Select the lines that hold the word "学术学位" and copy each one.

Records to use.
--*--
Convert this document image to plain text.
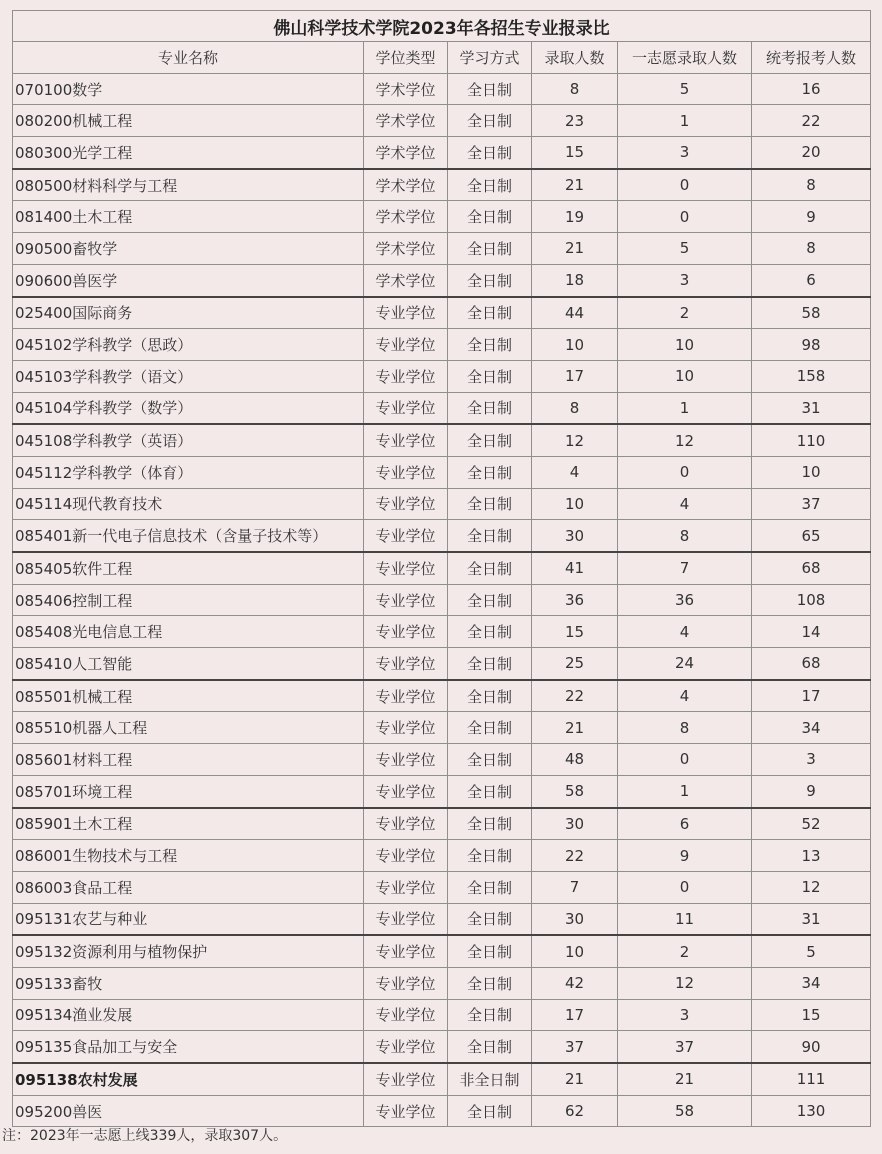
佛山科学技术学院2023年各招生专业报录比					
专业名称	学位类型	学习方式	录取人数	一志愿录取人数	统考报考人数
070100数学	学术学位	全日制	8	5	16
080200机械工程	学术学位	全日制	23	1	22
080300光学工程	学术学位	全日制	15	3	20
080500材料科学与工程	学术学位	全日制	21	0	8
081400土木工程	学术学位	全日制	19	0	9
090500畜牧学	学术学位	全日制	21	5	8
090600兽医学	学术学位	全日制	18	3	6
025400国际商务	专业学位	全日制	44	2	58
045102学科教学（思政）	专业学位	全日制	10	10	98
045103学科教学（语文）	专业学位	全日制	17	10	158
045104学科教学（数学）	专业学位	全日制	8	1	31
045108学科教学（英语）	专业学位	全日制	12	12	110
045112学科教学（体育）	专业学位	全日制	4	0	10
045114现代教育技术	专业学位	全日制	10	4	37
085401新一代电子信息技术（含量子技术等）	专业学位	全日制	30	8	65
085405软件工程	专业学位	全日制	41	7	68
085406控制工程	专业学位	全日制	36	36	108
085408光电信息工程	专业学位	全日制	15	4	14
085410人工智能	专业学位	全日制	25	24	68
085501机械工程	专业学位	全日制	22	4	17
085510机器人工程	专业学位	全日制	21	8	34
085601材料工程	专业学位	全日制	48	0	3
085701环境工程	专业学位	全日制	58	1	9
085901土木工程	专业学位	全日制	30	6	52
086001生物技术与工程	专业学位	全日制	22	9	13
086003食品工程	专业学位	全日制	7	0	12
095131农艺与种业	专业学位	全日制	30	11	31
095132资源利用与植物保护	专业学位	全日制	10	2	5
095133畜牧	专业学位	全日制	42	12	34
095134渔业发展	专业学位	全日制	17	3	15
095135食品加工与安全	专业学位	全日制	37	37	90
095138农村发展	专业学位	非全日制	21	21	111
095200兽医	专业学位	全日制	62	58	130
注：2023年一志愿上线339人，录取307人。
--*--
Task output.
070100数学	学术学位	全日制	8	5	16
080200机械工程	学术学位	全日制	23	1	22
080300光学工程	学术学位	全日制	15	3	20
080500材料科学与工程	学术学位	全日制	21	0	8
081400土木工程	学术学位	全日制	19	0	9
090500畜牧学	学术学位	全日制	21	5	8
090600兽医学	学术学位	全日制	18	3	6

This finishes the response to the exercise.